Find every line in the records below that contains the word "plate" and copy each of those lines.

### DATA EXTRACT
+++

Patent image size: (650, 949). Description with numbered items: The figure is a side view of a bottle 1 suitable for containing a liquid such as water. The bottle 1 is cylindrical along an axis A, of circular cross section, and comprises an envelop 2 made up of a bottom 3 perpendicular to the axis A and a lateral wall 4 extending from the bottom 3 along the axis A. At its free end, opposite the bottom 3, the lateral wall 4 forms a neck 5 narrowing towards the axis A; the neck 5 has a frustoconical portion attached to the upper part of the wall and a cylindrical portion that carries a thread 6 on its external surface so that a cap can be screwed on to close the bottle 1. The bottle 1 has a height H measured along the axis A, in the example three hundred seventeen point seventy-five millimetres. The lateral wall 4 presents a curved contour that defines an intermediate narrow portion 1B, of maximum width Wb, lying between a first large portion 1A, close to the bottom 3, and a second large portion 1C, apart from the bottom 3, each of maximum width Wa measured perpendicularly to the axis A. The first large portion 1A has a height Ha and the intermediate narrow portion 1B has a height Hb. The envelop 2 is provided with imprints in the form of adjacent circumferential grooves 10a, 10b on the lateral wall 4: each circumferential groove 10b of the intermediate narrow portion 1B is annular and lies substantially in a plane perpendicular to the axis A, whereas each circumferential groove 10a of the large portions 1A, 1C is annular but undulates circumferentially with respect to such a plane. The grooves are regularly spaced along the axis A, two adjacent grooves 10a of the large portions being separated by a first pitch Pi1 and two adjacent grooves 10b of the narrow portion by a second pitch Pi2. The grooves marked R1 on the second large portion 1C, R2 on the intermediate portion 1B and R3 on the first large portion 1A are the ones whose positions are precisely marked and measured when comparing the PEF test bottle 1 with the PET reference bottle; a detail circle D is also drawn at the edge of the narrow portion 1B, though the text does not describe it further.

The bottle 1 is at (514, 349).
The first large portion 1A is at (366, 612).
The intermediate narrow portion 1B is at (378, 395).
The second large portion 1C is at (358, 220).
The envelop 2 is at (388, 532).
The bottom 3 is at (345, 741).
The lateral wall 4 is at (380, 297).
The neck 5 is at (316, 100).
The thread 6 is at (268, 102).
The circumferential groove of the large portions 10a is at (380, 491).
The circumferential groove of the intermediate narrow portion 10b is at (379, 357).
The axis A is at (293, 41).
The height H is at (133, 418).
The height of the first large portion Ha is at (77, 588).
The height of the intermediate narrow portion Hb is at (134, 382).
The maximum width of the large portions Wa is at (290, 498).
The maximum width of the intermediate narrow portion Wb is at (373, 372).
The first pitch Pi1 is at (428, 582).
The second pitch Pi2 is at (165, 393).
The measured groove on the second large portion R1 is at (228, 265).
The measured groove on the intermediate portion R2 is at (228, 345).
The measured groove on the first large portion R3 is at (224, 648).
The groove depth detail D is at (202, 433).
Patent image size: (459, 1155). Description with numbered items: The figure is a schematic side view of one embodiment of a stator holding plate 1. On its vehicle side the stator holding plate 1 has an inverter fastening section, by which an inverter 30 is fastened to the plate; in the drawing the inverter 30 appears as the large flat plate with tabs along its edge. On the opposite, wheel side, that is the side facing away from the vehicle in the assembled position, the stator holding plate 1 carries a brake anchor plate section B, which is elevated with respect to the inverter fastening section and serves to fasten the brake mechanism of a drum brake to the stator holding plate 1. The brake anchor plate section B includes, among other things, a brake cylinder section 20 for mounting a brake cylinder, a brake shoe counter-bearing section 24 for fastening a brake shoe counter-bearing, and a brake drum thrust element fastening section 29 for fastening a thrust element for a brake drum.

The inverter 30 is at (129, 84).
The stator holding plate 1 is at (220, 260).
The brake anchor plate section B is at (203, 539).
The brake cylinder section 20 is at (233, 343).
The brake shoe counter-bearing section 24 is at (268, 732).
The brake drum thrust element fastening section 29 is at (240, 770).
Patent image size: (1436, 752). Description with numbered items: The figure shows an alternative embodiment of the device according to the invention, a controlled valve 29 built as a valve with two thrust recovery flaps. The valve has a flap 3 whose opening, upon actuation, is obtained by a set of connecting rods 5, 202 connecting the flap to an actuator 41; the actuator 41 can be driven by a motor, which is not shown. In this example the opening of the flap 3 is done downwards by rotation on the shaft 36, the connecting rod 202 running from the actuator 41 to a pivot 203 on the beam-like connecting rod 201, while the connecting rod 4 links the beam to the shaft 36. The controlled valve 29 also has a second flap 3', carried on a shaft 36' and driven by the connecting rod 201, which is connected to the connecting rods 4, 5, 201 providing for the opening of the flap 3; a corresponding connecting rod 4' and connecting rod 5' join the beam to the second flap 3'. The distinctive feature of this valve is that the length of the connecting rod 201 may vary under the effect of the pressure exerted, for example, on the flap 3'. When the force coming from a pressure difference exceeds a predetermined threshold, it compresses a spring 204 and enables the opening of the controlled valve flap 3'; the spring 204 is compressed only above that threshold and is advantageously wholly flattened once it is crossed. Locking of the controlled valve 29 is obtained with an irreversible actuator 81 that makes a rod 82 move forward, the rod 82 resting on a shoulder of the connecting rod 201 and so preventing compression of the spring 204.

+++

### TASK RESULT
Patent image size: (459, 1155). Description with numbered items: The figure is a schematic side view of one embodiment of a stator holding plate 1. On its vehicle side the stator holding plate 1 has an inverter fastening section, by which an inverter 30 is fastened to the plate; in the drawing the inverter 30 appears as the large flat plate with tabs along its edge. On the opposite, wheel side, that is the side facing away from the vehicle in the assembled position, the stator holding plate 1 carries a brake anchor plate section B, which is elevated with respect to the inverter fastening section and serves to fasten the brake mechanism of a drum brake to the stator holding plate 1. The brake anchor plate section B includes, among other things, a brake cylinder section 20 for mounting a brake cylinder, a brake shoe counter-bearing section 24 for fastening a brake shoe counter-bearing, and a brake drum thrust element fastening section 29 for fastening a thrust element for a brake drum.
The stator holding plate 1 is at (220, 260).
The brake anchor plate section B is at (203, 539).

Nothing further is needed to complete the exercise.